===== Extracted entries

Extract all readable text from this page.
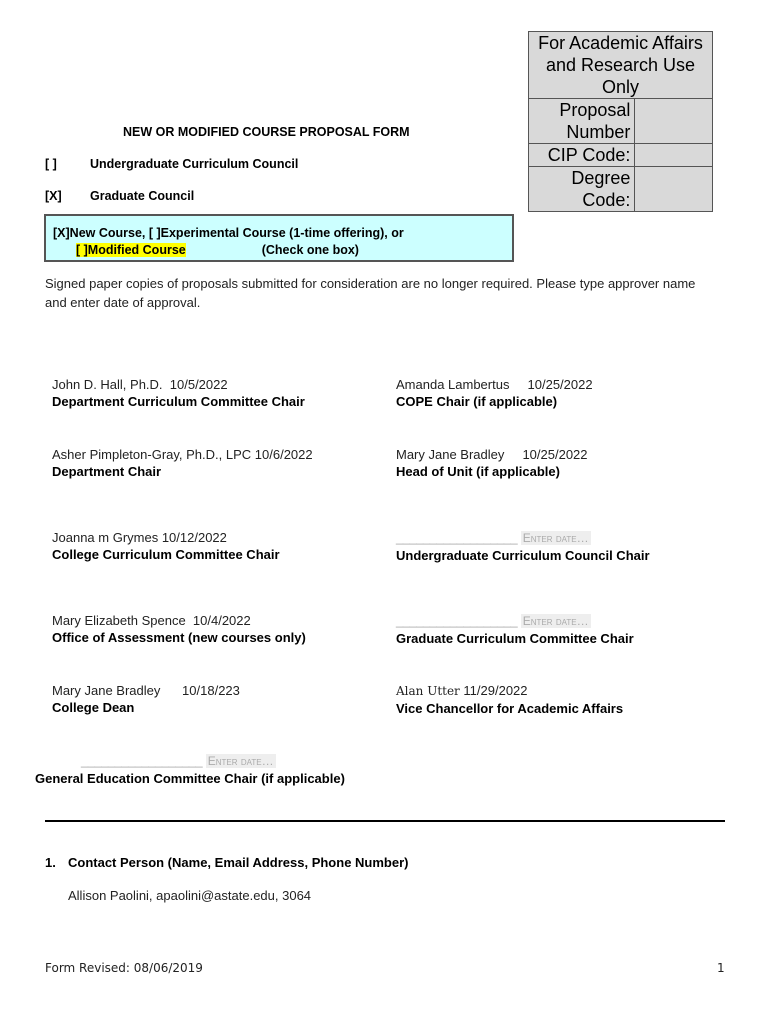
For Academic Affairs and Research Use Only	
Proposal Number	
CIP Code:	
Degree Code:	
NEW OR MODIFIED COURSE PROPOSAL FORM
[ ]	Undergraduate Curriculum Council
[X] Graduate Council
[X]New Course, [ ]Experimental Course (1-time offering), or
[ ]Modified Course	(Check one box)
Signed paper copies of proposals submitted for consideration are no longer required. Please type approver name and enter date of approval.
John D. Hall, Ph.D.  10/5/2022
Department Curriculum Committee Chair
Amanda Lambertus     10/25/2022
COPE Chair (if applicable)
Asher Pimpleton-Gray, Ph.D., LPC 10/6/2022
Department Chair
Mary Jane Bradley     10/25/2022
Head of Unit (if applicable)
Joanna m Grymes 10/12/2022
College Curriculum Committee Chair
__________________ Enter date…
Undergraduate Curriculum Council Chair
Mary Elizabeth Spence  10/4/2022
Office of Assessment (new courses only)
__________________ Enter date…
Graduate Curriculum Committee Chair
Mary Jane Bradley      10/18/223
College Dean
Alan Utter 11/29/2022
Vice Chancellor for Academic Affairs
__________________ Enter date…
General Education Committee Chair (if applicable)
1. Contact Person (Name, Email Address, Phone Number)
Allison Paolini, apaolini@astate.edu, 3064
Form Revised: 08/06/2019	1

==========
===== Extracted entries

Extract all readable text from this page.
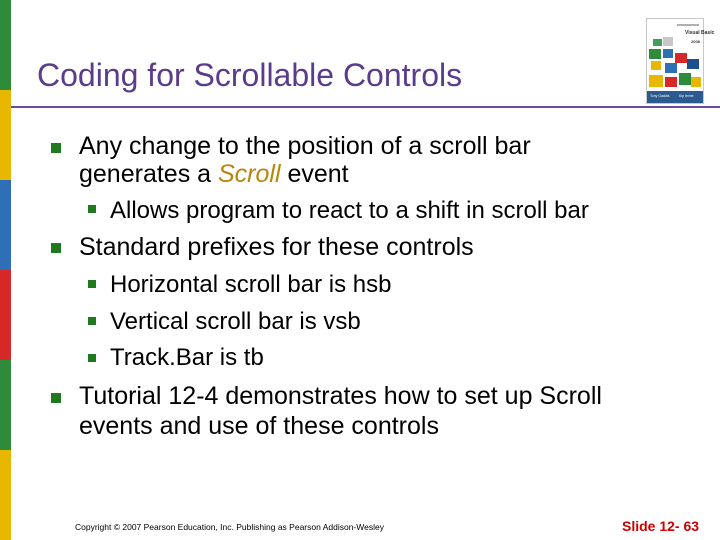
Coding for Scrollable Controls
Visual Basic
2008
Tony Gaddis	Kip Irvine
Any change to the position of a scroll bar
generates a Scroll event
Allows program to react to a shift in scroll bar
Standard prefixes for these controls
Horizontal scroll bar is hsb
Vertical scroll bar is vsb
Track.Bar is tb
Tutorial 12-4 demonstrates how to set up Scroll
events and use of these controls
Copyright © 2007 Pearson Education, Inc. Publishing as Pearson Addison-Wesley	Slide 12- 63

==========
===== Extracted entries

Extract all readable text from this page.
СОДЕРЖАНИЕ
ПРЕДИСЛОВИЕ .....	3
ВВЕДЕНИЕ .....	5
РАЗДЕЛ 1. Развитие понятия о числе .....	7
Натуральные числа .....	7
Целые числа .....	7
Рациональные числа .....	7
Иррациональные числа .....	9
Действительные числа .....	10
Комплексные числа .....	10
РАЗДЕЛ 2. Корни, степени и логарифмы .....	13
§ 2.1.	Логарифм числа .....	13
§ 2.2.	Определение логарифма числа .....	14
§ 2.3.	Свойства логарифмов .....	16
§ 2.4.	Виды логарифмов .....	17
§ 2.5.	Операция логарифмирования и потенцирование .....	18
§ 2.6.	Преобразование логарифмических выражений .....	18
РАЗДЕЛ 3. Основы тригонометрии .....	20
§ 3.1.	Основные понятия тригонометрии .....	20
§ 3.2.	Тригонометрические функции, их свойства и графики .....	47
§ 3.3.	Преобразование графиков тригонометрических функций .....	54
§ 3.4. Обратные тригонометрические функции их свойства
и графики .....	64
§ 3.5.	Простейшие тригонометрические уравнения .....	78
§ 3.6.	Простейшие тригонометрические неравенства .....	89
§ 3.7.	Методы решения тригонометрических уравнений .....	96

==========

▶ Written instruction:
Count the lines in the material above where the string "тригонометрических" appears, then state only that count.

▶ Output:
2